■ Work instructions
Each entry that follows must be output without any deviation.

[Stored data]
begin

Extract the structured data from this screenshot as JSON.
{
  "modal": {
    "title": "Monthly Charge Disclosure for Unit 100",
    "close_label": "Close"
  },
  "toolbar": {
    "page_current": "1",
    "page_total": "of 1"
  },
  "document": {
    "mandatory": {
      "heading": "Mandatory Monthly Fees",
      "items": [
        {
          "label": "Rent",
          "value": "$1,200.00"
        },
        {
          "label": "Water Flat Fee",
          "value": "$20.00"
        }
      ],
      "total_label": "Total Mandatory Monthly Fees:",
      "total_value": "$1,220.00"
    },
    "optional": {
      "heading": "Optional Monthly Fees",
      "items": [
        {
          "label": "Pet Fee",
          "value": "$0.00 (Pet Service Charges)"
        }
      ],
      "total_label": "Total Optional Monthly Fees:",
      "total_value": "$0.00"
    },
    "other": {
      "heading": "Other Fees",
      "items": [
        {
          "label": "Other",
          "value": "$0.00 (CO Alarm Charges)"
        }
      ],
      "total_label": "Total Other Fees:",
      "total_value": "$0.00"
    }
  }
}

end

■ The reply
Extract the structured data from this screenshot as JSON.
{
  "modal": {
    "title": "Monthly Charge Disclosure for Unit 100",
    "close_label": "Close"
  },
  "toolbar": {
    "page_current": "1",
    "page_total": "of 1"
  },
  "document": {
    "mandatory": {
      "heading": "Mandatory Monthly Fees",
      "items": [
        {
          "label": "Rent",
          "value": "$1,200.00"
        },
        {
          "label": "Water Flat Fee",
          "value": "$20.00"
        }
      ],
      "total_label": "Total Mandatory Monthly Fees:",
      "total_value": "$1,220.00"
    },
    "optional": {
      "heading": "Optional Monthly Fees",
      "items": [
        {
          "label": "Pet Fee",
          "value": "$0.00 (Pet Service Charges)"
        }
      ],
      "total_label": "Total Optional Monthly Fees:",
      "total_value": "$0.00"
    },
    "other": {
      "heading": "Other Fees",
      "items": [
        {
          "label": "Other",
          "value": "$0.00 (CO Alarm Charges)"
        }
      ],
      "total_label": "Total Other Fees:",
      "total_value": "$0.00"
    }
  }
}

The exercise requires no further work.